(Entries with figure data)
+++++

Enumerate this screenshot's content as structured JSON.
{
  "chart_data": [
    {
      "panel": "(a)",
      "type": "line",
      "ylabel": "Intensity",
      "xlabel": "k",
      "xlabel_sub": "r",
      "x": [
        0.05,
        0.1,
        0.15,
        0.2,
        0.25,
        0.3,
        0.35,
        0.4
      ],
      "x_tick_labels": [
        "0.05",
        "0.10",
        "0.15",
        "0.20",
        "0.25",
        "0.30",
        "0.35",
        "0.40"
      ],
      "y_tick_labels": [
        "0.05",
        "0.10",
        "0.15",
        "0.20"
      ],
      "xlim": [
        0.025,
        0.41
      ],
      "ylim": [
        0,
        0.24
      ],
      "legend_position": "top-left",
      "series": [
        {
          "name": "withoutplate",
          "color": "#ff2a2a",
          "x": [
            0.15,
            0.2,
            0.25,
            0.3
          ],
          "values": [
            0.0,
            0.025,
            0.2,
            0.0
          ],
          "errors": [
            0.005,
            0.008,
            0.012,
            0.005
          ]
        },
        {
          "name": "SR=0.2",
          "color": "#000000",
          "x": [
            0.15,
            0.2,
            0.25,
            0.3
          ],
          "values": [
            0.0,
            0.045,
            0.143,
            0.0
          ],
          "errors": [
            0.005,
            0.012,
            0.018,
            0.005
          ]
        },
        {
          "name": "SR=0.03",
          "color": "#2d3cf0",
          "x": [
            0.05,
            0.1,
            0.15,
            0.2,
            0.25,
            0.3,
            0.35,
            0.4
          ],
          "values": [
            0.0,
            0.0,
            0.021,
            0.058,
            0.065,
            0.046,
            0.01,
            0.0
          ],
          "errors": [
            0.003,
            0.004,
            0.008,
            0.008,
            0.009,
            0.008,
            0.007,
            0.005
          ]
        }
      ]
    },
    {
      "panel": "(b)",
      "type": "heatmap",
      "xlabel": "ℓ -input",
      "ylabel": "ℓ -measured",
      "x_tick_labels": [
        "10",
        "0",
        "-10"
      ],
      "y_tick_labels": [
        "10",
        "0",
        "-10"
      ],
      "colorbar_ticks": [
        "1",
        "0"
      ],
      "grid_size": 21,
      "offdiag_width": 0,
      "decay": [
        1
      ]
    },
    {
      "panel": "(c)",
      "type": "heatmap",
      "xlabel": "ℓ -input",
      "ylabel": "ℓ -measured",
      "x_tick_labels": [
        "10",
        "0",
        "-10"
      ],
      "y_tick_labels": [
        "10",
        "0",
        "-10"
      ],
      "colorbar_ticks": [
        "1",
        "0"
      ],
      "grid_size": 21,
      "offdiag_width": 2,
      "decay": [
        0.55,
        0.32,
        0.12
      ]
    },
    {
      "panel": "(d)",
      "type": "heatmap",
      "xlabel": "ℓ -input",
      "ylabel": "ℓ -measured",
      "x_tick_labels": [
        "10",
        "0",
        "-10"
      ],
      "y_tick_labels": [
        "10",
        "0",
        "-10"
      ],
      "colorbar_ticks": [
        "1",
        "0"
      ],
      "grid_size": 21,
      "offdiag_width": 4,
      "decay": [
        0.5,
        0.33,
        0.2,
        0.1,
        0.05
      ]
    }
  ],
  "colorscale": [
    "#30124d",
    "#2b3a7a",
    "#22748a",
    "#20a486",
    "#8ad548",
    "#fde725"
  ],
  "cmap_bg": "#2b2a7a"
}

+++++

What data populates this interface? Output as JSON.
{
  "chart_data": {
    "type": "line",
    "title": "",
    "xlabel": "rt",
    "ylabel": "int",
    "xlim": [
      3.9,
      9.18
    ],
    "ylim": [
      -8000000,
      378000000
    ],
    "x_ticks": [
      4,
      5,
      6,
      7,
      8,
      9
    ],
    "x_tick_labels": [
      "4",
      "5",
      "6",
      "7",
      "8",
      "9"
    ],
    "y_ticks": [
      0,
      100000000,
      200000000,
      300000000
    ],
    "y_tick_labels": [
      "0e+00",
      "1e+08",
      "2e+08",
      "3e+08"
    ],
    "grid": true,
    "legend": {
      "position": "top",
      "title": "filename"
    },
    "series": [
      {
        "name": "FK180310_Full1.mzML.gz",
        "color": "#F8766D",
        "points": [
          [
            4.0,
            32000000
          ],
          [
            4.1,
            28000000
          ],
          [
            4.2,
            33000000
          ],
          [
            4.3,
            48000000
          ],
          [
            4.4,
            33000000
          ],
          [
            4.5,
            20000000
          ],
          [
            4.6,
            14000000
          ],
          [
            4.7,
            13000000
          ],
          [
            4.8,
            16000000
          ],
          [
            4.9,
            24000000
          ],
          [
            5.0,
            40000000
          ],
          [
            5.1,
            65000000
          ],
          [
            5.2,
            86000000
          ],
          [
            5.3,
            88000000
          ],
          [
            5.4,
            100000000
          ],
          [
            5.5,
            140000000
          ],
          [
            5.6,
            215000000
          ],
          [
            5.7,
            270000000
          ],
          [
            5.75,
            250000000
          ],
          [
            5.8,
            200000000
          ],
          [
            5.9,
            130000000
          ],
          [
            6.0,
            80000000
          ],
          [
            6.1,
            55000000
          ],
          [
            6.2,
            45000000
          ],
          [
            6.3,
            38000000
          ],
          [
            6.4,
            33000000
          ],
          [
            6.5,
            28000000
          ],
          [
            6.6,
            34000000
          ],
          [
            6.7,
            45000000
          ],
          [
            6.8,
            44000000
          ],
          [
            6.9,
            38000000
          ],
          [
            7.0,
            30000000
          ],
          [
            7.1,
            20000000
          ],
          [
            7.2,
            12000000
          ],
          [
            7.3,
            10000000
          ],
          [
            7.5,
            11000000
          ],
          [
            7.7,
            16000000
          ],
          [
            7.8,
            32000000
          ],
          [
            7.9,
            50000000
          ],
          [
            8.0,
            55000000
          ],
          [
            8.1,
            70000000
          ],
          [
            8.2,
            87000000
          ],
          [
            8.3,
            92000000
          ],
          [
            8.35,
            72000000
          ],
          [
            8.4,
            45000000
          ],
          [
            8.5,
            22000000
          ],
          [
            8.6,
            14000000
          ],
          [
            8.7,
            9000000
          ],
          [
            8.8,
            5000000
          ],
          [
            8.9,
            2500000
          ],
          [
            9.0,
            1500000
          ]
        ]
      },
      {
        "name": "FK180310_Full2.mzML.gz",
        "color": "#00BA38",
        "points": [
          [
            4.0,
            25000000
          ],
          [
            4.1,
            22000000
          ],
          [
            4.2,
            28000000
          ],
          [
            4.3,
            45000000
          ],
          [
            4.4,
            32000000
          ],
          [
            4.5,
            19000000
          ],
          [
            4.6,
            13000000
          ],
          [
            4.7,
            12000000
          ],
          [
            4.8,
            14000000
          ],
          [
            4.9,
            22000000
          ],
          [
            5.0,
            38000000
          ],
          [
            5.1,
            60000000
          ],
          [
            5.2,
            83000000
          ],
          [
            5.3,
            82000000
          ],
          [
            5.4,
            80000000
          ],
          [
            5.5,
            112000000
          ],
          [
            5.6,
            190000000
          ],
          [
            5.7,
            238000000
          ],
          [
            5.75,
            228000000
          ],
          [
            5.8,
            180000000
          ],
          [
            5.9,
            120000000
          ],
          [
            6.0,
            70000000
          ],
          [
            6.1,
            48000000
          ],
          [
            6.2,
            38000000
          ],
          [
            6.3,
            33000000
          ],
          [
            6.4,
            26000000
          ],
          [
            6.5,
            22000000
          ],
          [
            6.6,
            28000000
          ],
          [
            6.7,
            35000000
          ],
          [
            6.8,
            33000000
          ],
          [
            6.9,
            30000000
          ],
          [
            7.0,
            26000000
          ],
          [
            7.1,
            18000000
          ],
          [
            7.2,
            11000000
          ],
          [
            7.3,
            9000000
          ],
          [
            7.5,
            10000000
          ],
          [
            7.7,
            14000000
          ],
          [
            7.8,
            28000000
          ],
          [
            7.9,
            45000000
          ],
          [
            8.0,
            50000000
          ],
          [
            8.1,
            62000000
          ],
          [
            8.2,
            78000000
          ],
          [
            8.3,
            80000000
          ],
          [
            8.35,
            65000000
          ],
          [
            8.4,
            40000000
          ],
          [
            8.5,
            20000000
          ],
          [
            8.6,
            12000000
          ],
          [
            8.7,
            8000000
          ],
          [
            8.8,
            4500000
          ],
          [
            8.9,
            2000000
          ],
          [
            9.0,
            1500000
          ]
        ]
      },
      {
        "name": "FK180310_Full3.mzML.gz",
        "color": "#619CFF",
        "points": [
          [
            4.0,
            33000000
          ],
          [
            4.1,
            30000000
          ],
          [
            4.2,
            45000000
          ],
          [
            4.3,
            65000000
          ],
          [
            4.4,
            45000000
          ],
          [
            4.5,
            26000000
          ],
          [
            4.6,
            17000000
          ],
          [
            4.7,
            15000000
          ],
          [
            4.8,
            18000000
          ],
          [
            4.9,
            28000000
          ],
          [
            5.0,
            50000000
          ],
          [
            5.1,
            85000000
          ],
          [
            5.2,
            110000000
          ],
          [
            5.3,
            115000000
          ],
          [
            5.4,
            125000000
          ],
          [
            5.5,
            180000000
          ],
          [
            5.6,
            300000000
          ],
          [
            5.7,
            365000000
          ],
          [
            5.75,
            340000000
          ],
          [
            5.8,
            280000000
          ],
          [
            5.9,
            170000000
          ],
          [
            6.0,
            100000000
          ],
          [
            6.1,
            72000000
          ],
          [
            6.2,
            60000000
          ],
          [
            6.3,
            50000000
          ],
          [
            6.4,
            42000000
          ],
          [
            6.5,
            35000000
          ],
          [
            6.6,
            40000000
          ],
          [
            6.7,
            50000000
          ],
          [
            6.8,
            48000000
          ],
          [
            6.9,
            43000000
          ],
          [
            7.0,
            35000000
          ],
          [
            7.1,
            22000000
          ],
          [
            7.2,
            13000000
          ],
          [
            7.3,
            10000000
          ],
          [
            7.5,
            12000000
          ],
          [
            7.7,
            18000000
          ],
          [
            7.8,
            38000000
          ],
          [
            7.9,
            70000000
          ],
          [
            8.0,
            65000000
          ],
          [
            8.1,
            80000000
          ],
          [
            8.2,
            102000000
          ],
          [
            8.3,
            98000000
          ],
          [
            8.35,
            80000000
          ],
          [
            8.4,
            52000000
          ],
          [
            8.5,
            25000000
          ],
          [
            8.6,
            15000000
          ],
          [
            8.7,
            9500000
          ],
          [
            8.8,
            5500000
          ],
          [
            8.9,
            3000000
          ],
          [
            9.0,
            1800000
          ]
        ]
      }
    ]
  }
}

+++++

**Instructions to follow**: Going through the records above, state how many lines carry "this", with no other text.

**Exercise output**: 2